BEGIN

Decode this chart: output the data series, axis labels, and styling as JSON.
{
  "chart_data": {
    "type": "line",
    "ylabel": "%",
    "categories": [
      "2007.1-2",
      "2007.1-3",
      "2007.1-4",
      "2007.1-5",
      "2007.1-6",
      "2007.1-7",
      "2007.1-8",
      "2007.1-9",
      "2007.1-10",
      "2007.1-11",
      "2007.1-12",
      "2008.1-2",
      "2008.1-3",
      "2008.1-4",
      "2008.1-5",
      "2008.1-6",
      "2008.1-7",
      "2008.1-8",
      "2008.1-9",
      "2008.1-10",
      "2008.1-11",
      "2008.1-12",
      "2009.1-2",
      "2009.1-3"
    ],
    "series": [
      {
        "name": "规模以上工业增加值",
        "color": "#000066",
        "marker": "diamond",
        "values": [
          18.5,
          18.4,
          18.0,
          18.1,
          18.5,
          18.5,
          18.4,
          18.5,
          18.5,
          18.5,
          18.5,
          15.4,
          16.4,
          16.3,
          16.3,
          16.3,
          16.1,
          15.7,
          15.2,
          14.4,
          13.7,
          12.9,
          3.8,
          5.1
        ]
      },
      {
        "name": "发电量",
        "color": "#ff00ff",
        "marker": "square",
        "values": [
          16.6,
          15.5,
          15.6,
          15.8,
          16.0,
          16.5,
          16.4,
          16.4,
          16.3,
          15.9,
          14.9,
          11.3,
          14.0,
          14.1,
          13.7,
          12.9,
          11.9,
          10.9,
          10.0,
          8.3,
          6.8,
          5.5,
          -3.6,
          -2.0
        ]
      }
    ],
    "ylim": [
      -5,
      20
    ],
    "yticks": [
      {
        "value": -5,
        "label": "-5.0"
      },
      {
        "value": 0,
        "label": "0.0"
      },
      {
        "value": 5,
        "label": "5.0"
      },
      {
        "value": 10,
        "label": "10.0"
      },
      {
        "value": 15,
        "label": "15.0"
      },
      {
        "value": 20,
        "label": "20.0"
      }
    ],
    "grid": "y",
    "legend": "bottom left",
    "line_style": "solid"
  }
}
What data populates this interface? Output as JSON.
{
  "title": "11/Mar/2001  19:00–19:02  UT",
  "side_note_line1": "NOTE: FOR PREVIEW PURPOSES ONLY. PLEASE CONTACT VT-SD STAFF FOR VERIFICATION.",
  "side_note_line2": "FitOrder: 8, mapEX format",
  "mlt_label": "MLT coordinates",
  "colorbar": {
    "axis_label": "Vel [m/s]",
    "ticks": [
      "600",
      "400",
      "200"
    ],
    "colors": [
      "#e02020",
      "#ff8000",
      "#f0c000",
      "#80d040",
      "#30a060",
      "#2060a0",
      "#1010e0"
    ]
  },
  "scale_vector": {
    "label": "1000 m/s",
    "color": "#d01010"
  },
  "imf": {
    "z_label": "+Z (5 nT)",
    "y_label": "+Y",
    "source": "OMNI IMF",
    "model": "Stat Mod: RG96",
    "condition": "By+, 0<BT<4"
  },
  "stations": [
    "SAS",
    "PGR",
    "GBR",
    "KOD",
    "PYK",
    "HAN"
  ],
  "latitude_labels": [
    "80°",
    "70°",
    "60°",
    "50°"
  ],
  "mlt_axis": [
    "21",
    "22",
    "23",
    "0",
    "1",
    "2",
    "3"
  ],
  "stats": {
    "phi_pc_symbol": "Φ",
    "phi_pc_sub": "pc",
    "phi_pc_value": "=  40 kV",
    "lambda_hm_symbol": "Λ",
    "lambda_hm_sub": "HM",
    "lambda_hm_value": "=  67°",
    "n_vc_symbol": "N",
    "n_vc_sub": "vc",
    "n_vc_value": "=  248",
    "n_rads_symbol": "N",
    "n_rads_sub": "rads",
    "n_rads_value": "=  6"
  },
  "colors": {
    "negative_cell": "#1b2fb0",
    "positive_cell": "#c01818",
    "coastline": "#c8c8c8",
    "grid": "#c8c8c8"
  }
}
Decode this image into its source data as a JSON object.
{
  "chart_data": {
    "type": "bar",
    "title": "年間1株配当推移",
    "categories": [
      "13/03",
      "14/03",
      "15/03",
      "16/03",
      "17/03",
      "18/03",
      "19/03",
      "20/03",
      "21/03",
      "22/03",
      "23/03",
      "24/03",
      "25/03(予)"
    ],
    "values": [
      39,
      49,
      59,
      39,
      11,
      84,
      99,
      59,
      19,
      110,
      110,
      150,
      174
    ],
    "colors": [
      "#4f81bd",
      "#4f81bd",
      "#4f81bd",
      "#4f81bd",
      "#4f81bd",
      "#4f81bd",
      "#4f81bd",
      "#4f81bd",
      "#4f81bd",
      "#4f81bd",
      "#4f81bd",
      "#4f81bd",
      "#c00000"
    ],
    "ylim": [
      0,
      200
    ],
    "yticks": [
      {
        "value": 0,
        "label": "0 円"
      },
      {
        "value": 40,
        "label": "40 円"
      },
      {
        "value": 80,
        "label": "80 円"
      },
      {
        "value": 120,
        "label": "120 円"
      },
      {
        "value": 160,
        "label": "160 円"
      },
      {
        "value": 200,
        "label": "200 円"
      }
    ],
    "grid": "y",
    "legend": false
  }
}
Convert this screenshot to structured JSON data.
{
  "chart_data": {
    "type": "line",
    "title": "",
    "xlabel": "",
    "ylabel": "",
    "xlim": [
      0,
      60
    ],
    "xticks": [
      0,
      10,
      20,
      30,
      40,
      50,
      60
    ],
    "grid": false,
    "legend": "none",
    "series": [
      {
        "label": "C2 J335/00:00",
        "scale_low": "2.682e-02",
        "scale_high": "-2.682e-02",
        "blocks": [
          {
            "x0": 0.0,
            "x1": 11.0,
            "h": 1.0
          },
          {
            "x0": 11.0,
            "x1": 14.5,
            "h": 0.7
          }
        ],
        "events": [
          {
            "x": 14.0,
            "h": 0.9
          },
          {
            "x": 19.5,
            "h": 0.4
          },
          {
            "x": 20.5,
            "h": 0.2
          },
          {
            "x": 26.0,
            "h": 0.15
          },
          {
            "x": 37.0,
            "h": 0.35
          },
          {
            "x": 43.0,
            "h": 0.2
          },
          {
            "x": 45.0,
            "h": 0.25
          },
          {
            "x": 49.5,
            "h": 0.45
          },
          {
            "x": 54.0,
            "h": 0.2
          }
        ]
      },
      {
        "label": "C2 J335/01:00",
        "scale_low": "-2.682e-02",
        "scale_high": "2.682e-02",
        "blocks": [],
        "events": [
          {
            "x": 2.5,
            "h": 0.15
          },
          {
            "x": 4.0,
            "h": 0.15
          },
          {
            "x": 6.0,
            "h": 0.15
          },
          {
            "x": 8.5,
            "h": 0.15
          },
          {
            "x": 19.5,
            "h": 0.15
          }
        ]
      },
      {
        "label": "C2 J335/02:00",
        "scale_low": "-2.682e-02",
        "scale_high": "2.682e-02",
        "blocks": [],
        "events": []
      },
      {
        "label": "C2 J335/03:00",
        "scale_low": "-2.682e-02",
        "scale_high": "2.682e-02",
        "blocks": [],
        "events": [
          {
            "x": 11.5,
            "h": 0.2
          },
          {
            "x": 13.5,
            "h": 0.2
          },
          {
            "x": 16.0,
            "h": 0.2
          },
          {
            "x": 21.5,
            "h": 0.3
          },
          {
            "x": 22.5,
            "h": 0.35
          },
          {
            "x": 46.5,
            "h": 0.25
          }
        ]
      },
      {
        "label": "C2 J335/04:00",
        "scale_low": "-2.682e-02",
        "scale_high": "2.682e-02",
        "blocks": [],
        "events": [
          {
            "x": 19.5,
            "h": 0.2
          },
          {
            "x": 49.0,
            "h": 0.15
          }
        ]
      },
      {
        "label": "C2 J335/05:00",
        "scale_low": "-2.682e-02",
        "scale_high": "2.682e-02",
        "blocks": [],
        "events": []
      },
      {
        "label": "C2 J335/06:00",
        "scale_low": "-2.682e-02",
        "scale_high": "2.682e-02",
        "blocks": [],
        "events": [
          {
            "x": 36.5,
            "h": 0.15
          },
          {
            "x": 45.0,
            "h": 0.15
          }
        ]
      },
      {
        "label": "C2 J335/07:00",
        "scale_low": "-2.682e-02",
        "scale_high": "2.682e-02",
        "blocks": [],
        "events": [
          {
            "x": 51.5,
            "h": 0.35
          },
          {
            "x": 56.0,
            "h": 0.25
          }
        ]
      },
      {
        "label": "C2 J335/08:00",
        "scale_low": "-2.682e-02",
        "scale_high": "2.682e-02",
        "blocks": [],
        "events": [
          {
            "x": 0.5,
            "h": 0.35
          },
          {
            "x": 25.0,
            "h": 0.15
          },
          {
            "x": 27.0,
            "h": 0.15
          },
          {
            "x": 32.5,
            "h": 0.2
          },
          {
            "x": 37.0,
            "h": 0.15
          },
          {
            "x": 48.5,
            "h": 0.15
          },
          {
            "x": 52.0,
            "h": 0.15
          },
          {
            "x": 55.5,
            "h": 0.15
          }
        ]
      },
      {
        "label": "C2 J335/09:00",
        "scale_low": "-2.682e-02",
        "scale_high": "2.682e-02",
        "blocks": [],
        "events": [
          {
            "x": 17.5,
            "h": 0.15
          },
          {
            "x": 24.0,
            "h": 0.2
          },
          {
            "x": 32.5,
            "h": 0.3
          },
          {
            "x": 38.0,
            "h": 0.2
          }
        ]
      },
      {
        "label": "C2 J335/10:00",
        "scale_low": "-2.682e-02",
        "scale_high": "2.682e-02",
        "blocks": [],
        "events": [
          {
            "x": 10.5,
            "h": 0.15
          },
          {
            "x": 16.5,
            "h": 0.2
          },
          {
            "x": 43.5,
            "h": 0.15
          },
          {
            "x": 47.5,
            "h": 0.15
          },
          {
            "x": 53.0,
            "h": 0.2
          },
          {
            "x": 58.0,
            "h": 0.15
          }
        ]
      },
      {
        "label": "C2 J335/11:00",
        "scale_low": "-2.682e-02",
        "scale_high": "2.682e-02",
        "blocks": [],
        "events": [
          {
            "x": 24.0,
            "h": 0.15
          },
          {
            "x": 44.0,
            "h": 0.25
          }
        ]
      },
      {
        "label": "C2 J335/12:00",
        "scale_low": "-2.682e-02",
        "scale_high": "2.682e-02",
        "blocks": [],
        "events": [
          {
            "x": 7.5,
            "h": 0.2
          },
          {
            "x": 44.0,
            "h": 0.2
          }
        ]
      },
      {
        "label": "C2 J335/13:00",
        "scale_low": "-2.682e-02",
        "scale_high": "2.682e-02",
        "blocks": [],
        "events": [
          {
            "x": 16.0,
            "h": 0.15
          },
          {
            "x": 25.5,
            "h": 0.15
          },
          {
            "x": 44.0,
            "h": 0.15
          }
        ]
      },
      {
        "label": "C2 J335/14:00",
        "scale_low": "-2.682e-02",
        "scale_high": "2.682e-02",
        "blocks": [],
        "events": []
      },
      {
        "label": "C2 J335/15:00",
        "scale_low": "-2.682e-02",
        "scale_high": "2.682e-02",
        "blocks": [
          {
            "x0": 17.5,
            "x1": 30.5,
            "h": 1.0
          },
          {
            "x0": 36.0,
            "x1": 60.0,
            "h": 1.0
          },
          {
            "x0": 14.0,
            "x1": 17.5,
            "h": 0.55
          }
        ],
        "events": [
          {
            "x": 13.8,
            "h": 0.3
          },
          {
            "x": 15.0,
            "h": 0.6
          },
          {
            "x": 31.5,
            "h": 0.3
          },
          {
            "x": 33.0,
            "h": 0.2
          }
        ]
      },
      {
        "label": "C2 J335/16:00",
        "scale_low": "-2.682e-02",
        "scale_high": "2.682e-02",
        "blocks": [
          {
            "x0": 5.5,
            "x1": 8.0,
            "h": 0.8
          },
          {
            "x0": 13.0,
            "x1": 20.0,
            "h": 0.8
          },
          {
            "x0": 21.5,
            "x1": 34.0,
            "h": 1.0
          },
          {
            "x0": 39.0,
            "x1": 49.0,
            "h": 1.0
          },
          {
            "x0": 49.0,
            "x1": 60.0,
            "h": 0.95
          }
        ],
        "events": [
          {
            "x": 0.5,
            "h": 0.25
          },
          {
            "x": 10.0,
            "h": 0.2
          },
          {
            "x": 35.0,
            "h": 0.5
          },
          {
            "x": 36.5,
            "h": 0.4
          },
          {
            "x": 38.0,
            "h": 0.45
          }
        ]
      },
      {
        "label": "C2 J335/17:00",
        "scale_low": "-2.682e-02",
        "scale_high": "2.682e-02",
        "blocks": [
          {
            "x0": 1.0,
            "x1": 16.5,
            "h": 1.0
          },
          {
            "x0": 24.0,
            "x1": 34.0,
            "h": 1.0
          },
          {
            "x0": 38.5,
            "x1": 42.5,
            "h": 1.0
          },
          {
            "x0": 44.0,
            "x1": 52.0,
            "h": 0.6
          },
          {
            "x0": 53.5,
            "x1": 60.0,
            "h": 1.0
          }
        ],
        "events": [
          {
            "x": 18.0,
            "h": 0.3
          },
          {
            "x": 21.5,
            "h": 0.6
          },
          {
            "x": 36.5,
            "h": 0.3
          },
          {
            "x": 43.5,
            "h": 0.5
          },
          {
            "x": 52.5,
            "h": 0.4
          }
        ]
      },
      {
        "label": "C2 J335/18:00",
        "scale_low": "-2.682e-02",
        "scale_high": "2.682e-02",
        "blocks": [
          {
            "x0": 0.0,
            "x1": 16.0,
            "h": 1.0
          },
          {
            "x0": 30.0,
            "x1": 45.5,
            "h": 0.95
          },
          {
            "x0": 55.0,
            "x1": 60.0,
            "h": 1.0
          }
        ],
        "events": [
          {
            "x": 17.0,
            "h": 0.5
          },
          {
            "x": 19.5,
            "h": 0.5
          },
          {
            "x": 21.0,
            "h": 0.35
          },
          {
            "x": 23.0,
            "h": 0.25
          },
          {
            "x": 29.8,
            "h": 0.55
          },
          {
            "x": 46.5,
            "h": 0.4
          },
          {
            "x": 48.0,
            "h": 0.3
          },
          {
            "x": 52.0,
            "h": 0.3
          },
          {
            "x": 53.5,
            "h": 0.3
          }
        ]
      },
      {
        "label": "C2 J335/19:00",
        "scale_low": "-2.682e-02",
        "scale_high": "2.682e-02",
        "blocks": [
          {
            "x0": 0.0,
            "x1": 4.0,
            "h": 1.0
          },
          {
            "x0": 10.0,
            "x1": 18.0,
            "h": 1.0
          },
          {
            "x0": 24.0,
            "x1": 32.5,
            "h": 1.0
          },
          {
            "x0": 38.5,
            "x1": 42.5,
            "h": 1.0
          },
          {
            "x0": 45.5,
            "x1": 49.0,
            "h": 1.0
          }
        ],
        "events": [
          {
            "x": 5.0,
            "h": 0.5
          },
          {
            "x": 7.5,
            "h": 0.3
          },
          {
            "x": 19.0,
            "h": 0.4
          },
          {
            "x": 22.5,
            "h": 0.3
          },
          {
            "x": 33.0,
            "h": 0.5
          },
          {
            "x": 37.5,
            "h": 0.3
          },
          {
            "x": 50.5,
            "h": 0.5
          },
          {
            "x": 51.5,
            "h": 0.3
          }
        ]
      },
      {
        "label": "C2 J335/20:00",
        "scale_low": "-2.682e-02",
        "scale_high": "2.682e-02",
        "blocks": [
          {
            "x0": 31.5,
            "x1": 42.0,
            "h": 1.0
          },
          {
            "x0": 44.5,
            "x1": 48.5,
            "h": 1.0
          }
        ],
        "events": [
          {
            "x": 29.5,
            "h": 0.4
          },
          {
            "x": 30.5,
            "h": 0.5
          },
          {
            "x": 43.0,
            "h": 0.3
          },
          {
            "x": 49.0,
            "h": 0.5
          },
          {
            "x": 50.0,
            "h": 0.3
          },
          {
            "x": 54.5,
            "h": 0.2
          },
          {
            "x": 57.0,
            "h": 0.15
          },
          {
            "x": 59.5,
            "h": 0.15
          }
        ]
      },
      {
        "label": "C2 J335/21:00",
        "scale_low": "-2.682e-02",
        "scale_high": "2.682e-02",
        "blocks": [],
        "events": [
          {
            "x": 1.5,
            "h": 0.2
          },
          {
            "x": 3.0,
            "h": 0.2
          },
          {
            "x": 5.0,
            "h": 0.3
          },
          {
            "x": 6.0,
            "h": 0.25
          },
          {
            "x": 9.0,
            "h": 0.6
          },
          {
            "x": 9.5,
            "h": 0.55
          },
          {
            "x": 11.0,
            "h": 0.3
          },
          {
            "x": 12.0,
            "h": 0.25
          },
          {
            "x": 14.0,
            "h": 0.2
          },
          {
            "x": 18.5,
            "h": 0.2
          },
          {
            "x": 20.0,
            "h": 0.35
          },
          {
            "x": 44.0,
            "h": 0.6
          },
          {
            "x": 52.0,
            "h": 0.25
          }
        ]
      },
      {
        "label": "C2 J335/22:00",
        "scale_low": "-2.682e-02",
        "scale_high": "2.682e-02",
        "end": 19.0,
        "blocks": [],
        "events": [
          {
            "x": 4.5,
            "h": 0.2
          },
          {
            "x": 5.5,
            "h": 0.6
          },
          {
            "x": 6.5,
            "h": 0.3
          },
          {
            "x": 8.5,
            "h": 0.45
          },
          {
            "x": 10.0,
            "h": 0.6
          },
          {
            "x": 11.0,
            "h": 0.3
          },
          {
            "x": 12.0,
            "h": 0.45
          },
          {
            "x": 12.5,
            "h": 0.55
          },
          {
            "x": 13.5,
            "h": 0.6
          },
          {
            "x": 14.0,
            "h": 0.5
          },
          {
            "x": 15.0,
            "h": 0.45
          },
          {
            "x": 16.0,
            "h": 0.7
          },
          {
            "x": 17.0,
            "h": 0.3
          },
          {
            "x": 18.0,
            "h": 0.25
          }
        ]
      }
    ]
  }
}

END

→ **Prompt**
Only the number is wanted: how many lines contain the string "title"?

→ **Answer**
3